Data for this exercise =>

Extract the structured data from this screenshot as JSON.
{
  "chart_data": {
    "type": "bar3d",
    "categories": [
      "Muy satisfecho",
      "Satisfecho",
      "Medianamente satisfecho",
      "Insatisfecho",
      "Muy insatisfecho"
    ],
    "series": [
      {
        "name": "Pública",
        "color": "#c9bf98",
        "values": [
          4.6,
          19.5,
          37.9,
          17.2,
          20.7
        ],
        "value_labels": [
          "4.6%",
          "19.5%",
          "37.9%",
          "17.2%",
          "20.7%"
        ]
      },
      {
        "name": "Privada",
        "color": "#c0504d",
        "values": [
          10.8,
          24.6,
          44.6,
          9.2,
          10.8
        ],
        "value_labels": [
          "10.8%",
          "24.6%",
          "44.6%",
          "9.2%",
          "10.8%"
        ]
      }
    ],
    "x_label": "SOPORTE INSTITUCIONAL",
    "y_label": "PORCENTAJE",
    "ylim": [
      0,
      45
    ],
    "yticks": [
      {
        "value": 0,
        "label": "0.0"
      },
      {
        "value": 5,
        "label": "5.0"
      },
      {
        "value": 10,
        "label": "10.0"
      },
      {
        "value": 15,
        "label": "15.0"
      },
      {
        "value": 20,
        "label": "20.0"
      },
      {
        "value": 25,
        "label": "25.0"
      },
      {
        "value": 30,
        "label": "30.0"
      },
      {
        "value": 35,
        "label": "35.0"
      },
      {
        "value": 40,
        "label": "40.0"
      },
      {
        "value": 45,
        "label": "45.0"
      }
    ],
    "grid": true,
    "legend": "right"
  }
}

To be done => Exactly reproduce every line found in the records.

The reply =>
Extract the structured data from this screenshot as JSON.
{
  "chart_data": {
    "type": "bar3d",
    "categories": [
      "Muy satisfecho",
      "Satisfecho",
      "Medianamente satisfecho",
      "Insatisfecho",
      "Muy insatisfecho"
    ],
    "series": [
      {
        "name": "Pública",
        "color": "#c9bf98",
        "values": [
          4.6,
          19.5,
          37.9,
          17.2,
          20.7
        ],
        "value_labels": [
          "4.6%",
          "19.5%",
          "37.9%",
          "17.2%",
          "20.7%"
        ]
      },
      {
        "name": "Privada",
        "color": "#c0504d",
        "values": [
          10.8,
          24.6,
          44.6,
          9.2,
          10.8
        ],
        "value_labels": [
          "10.8%",
          "24.6%",
          "44.6%",
          "9.2%",
          "10.8%"
        ]
      }
    ],
    "x_label": "SOPORTE INSTITUCIONAL",
    "y_label": "PORCENTAJE",
    "ylim": [
      0,
      45
    ],
    "yticks": [
      {
        "value": 0,
        "label": "0.0"
      },
      {
        "value": 5,
        "label": "5.0"
      },
      {
        "value": 10,
        "label": "10.0"
      },
      {
        "value": 15,
        "label": "15.0"
      },
      {
        "value": 20,
        "label": "20.0"
      },
      {
        "value": 25,
        "label": "25.0"
      },
      {
        "value": 30,
        "label": "30.0"
      },
      {
        "value": 35,
        "label": "35.0"
      },
      {
        "value": 40,
        "label": "40.0"
      },
      {
        "value": 45,
        "label": "45.0"
      }
    ],
    "grid": true,
    "legend": "right"
  }
}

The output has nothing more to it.